(Data listing):
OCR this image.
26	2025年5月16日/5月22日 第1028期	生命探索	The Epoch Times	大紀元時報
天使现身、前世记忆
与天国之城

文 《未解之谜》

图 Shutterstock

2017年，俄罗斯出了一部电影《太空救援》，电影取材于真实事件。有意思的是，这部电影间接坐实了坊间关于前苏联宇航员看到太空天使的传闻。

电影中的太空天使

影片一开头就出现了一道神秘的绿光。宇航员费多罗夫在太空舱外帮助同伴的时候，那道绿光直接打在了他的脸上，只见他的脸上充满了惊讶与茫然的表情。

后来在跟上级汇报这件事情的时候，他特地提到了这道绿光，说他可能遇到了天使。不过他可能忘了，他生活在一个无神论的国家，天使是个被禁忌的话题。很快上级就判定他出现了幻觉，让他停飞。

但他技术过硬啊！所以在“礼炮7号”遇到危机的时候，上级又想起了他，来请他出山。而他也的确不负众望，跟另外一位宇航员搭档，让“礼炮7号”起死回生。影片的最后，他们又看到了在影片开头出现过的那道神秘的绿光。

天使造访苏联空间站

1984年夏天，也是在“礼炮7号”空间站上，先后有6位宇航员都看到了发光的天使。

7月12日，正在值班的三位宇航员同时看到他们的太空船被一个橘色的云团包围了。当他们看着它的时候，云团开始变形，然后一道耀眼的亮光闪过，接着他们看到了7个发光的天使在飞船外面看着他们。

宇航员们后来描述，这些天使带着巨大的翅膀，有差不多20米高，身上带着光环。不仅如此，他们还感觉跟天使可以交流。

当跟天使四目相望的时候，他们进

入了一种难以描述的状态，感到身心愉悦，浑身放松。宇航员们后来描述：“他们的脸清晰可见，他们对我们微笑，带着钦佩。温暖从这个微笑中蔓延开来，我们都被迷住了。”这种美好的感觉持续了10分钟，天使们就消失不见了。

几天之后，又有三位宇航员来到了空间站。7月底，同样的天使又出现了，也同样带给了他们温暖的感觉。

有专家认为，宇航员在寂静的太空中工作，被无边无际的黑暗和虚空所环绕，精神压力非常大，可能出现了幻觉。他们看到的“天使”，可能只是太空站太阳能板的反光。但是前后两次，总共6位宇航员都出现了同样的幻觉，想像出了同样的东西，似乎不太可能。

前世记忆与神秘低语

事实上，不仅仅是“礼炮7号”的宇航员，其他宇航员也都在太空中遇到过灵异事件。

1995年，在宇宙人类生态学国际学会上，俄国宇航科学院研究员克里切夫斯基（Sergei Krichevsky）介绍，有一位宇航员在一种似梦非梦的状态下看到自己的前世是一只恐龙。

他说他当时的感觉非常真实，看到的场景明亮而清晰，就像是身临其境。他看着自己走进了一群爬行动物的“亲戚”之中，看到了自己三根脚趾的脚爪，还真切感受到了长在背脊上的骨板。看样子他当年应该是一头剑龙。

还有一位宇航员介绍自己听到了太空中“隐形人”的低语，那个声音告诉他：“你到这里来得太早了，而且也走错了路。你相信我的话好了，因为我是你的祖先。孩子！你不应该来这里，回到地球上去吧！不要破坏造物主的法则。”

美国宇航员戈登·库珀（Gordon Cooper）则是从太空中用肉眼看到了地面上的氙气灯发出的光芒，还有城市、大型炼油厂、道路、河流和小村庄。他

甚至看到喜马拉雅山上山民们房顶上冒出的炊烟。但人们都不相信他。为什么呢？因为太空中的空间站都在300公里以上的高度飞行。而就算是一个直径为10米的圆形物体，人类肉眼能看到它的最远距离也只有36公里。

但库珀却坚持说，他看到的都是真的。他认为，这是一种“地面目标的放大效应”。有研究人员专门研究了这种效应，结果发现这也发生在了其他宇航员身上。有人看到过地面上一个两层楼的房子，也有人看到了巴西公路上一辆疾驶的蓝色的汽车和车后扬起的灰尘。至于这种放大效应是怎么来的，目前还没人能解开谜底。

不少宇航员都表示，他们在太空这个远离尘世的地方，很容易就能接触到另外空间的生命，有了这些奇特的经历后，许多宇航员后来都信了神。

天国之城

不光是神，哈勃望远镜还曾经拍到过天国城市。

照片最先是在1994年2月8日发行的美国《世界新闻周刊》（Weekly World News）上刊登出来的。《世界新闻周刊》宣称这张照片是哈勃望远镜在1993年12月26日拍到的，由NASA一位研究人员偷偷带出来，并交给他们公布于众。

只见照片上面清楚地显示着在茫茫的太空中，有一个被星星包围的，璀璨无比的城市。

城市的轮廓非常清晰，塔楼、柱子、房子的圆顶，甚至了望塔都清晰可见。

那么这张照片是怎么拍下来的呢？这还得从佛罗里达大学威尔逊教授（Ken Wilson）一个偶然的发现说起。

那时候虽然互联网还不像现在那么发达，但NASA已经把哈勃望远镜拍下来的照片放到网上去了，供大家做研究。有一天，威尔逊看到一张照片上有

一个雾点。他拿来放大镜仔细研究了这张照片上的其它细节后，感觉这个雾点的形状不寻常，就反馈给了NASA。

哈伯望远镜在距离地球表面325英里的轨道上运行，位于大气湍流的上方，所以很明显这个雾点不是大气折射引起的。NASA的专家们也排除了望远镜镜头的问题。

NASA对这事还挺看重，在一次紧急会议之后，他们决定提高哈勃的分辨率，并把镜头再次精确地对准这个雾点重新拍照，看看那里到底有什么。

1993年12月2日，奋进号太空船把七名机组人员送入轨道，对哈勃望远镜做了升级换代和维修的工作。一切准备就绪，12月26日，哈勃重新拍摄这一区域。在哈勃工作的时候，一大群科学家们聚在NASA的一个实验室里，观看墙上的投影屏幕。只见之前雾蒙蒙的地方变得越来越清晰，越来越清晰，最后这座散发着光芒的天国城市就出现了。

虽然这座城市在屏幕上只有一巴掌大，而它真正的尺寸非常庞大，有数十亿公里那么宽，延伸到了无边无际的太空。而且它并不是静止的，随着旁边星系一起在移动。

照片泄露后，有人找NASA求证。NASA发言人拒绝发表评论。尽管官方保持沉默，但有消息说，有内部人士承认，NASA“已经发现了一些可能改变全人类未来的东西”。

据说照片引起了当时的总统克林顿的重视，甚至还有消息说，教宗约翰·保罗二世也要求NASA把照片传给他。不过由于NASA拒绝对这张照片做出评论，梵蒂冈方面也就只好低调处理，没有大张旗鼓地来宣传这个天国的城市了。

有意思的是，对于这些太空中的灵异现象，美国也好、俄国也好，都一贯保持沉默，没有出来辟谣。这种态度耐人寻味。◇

(What to work on): Wherever the string "有意思的是" appears in the entries above, list that line.

(The solution):
2017年，俄罗斯出了一部电影《太空救援》，电影取材于真实事件。有意思的是，这部电影间接坐实了坊间关于前苏联宇航员看到太空天使的传闻。
有意思的是，对于这些太空中的灵异现象，美国也好、俄国也好，都一贯保持沉默，没有出来辟谣。这种态度耐人寻味。◇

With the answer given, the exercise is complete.